DATA PROVIDED —
----------------------------------------
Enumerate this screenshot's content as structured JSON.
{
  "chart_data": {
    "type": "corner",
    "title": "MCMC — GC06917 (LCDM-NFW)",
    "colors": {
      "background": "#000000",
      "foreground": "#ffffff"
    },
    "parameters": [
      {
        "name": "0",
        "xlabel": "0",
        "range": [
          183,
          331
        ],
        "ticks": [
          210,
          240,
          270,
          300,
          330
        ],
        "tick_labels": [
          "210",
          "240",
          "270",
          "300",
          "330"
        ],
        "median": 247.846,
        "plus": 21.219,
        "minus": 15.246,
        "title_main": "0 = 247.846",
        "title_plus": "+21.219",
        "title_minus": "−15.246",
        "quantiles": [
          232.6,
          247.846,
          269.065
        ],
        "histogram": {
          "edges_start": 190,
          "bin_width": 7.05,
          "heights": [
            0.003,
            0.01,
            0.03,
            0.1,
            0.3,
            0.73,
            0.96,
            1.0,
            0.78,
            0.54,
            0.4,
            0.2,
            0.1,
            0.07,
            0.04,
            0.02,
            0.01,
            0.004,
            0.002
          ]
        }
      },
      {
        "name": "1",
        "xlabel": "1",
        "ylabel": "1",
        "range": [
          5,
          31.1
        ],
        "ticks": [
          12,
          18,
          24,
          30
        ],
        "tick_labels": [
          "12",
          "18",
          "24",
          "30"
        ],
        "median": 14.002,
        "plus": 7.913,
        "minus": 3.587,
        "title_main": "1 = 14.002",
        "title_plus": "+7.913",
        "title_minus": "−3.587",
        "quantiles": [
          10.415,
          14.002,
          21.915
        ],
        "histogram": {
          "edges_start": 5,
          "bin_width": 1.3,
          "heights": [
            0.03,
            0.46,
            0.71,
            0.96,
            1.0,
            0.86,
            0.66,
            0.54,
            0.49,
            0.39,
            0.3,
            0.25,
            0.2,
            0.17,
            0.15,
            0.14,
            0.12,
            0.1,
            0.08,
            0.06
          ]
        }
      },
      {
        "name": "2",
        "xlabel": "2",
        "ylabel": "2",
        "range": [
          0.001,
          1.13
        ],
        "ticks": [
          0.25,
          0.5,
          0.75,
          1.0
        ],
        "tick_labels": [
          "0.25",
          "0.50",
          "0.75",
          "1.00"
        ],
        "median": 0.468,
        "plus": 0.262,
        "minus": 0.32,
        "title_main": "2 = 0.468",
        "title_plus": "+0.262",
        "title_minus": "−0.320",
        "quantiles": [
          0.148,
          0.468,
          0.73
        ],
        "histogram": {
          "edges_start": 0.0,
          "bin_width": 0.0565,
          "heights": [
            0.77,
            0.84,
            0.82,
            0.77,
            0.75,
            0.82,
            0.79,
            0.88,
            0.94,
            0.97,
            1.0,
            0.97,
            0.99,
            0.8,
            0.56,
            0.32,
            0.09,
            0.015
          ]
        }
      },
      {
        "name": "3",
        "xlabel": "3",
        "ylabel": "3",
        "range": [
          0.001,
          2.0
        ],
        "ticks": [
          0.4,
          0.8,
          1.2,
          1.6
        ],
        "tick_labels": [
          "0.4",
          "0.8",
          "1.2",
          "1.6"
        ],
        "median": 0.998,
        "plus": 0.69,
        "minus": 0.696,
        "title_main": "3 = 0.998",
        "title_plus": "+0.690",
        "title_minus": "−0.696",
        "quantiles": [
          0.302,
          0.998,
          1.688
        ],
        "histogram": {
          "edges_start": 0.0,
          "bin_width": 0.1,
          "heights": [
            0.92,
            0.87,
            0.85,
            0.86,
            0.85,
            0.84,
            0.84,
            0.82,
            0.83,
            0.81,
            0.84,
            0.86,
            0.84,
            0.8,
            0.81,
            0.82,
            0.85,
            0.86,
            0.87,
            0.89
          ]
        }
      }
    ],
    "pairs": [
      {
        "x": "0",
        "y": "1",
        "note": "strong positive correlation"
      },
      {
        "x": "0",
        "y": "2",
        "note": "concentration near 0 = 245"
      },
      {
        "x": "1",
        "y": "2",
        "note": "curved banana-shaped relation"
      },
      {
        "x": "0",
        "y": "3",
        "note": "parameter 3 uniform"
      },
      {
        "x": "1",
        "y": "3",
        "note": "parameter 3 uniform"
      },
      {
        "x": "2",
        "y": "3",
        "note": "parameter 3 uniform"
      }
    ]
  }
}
----------------------------------------
YOUR OBJECTIVE —
Pull every line containing "median" out of the data above.

SOLUTION FOR THIS PROBLEM —
        "median": 247.846,
        "median": 14.002,
        "median": 0.468,
        "median": 0.998,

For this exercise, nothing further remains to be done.